Work to be completed: Copy all the entries word for word, but omit the pictures.

Data section:
#####

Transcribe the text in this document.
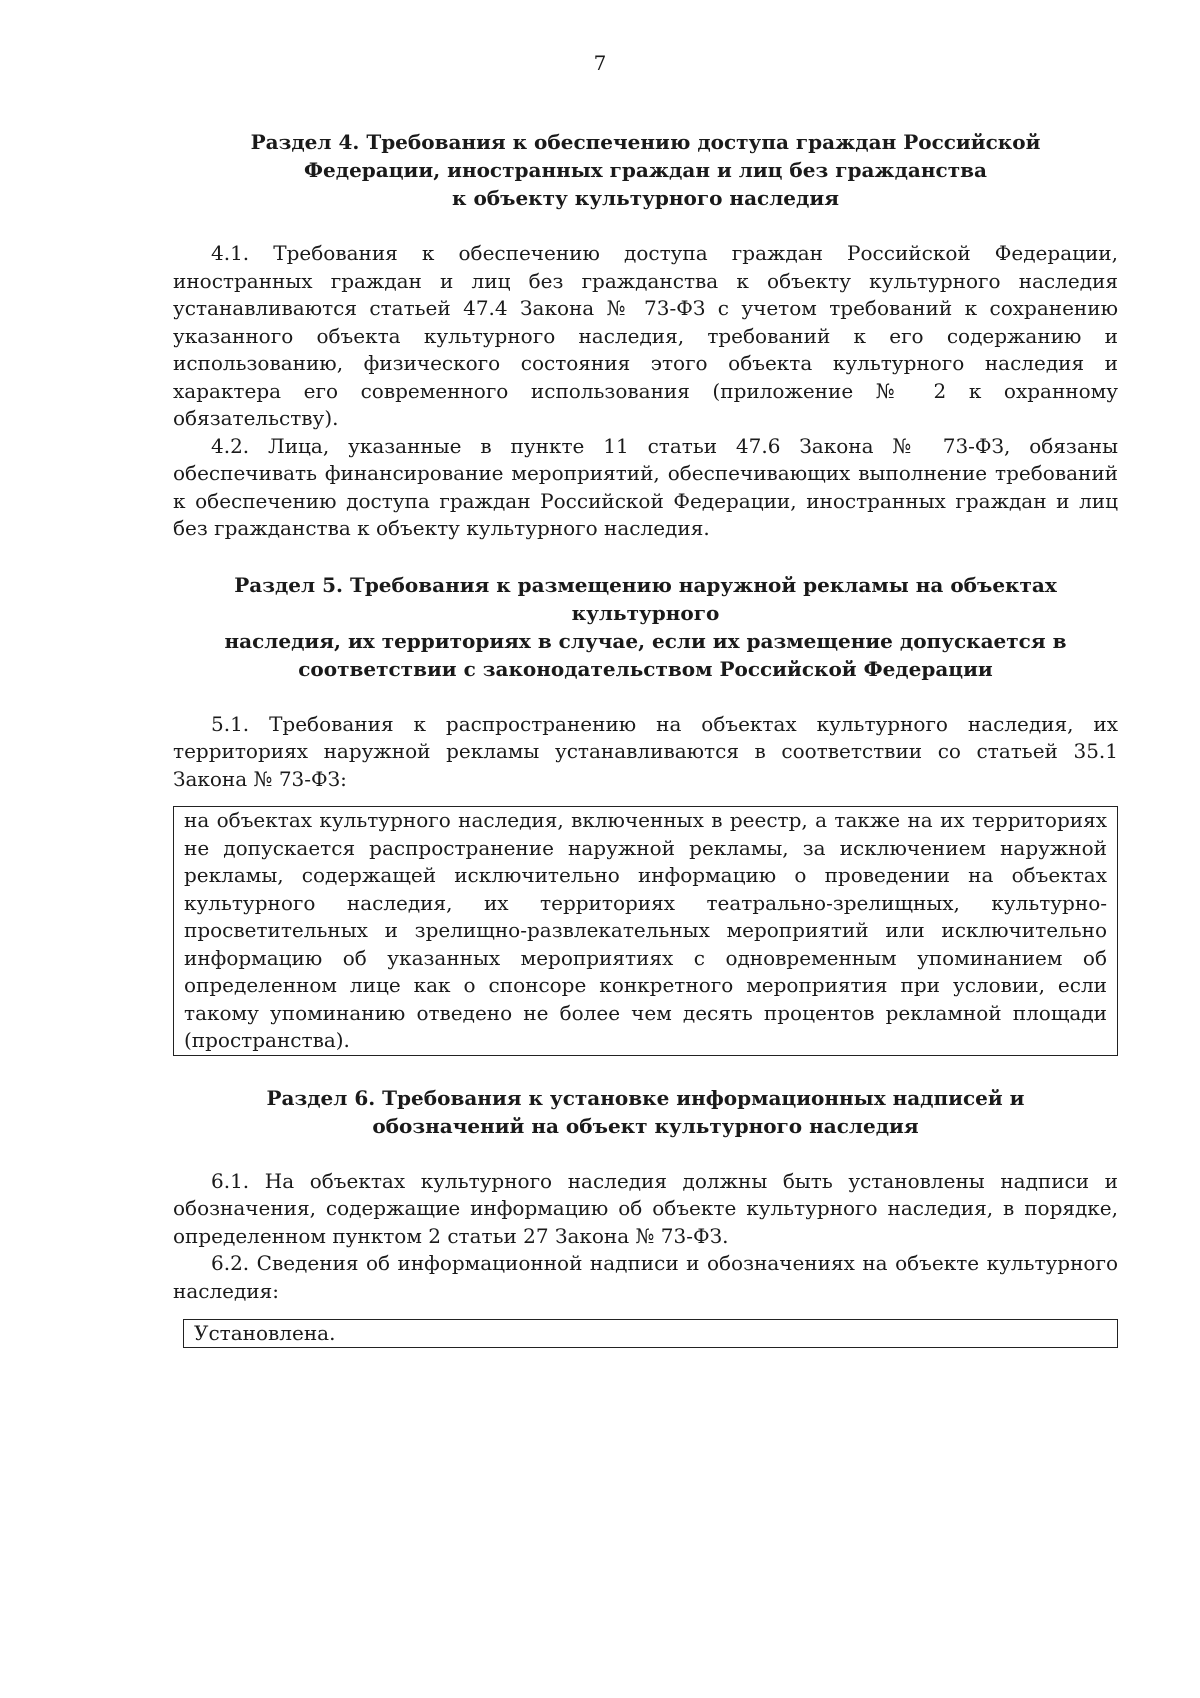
7
Раздел 4. Требования к обеспечению доступа граждан Российской
Федерации, иностранных граждан и лиц без гражданства
к объекту культурного наследия

4.1. Требования к обеспечению доступа граждан Российской Федерации, иностранных граждан и лиц без гражданства к объекту культурного наследия устанавливаются статьей 47.4 Закона № 73-ФЗ с учетом требований к сохранению указанного объекта культурного наследия, требований к его содержанию и использованию, физического состояния этого объекта культурного наследия и характера его современного использования (приложение № 2 к охранному обязательству).

4.2. Лица, указанные в пункте 11 статьи 47.6 Закона № 73-ФЗ, обязаны обеспечивать финансирование мероприятий, обеспечивающих выполнение требований к обеспечению доступа граждан Российской Федерации, иностранных граждан и лиц без гражданства к объекту культурного наследия.

Раздел 5. Требования к размещению наружной рекламы на объектах культурного
наследия, их территориях в случае, если их размещение допускается в
соответствии с законодательством Российской Федерации

5.1. Требования к распространению на объектах культурного наследия, их территориях наружной рекламы устанавливаются в соответствии со статьей 35.1 Закона № 73-ФЗ:

на объектах культурного наследия, включенных в реестр, а также на их территориях не допускается распространение наружной рекламы, за исключением наружной рекламы, содержащей исключительно информацию о проведении на объектах культурного наследия, их территориях театрально-зрелищных, культурно-просветительных и зрелищно-развлекательных мероприятий или исключительно информацию об указанных мероприятиях с одновременным упоминанием об определенном лице как о спонсоре конкретного мероприятия при условии, если такому упоминанию отведено не более чем десять процентов рекламной площади (пространства).
Раздел 6. Требования к установке информационных надписей и
обозначений на объект культурного наследия

6.1. На объектах культурного наследия должны быть установлены надписи и обозначения, содержащие информацию об объекте культурного наследия, в порядке, определенном пунктом 2 статьи 27 Закона № 73-ФЗ.

6.2. Сведения об информационной надписи и обозначениях на объекте культурного наследия:

Установлена.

#####

Written solution:
Transcribe the text in this document.
7
Раздел 4. Требования к обеспечению доступа граждан Российской
Федерации, иностранных граждан и лиц без гражданства
к объекту культурного наследия

4.1. Требования к обеспечению доступа граждан Российской Федерации, иностранных граждан и лиц без гражданства к объекту культурного наследия устанавливаются статьей 47.4 Закона № 73-ФЗ с учетом требований к сохранению указанного объекта культурного наследия, требований к его содержанию и использованию, физического состояния этого объекта культурного наследия и характера его современного использования (приложение № 2 к охранному обязательству).

4.2. Лица, указанные в пункте 11 статьи 47.6 Закона № 73-ФЗ, обязаны обеспечивать финансирование мероприятий, обеспечивающих выполнение требований к обеспечению доступа граждан Российской Федерации, иностранных граждан и лиц без гражданства к объекту культурного наследия.

Раздел 5. Требования к размещению наружной рекламы на объектах культурного
наследия, их территориях в случае, если их размещение допускается в
соответствии с законодательством Российской Федерации

5.1. Требования к распространению на объектах культурного наследия, их территориях наружной рекламы устанавливаются в соответствии со статьей 35.1 Закона № 73-ФЗ:

на объектах культурного наследия, включенных в реестр, а также на их территориях не допускается распространение наружной рекламы, за исключением наружной рекламы, содержащей исключительно информацию о проведении на объектах культурного наследия, их территориях театрально-зрелищных, культурно-просветительных и зрелищно-развлекательных мероприятий или исключительно информацию об указанных мероприятиях с одновременным упоминанием об определенном лице как о спонсоре конкретного мероприятия при условии, если такому упоминанию отведено не более чем десять процентов рекламной площади (пространства).
Раздел 6. Требования к установке информационных надписей и
обозначений на объект культурного наследия

6.1. На объектах культурного наследия должны быть установлены надписи и обозначения, содержащие информацию об объекте культурного наследия, в порядке, определенном пунктом 2 статьи 27 Закона № 73-ФЗ.

6.2. Сведения об информационной надписи и обозначениях на объекте культурного наследия:

Установлена.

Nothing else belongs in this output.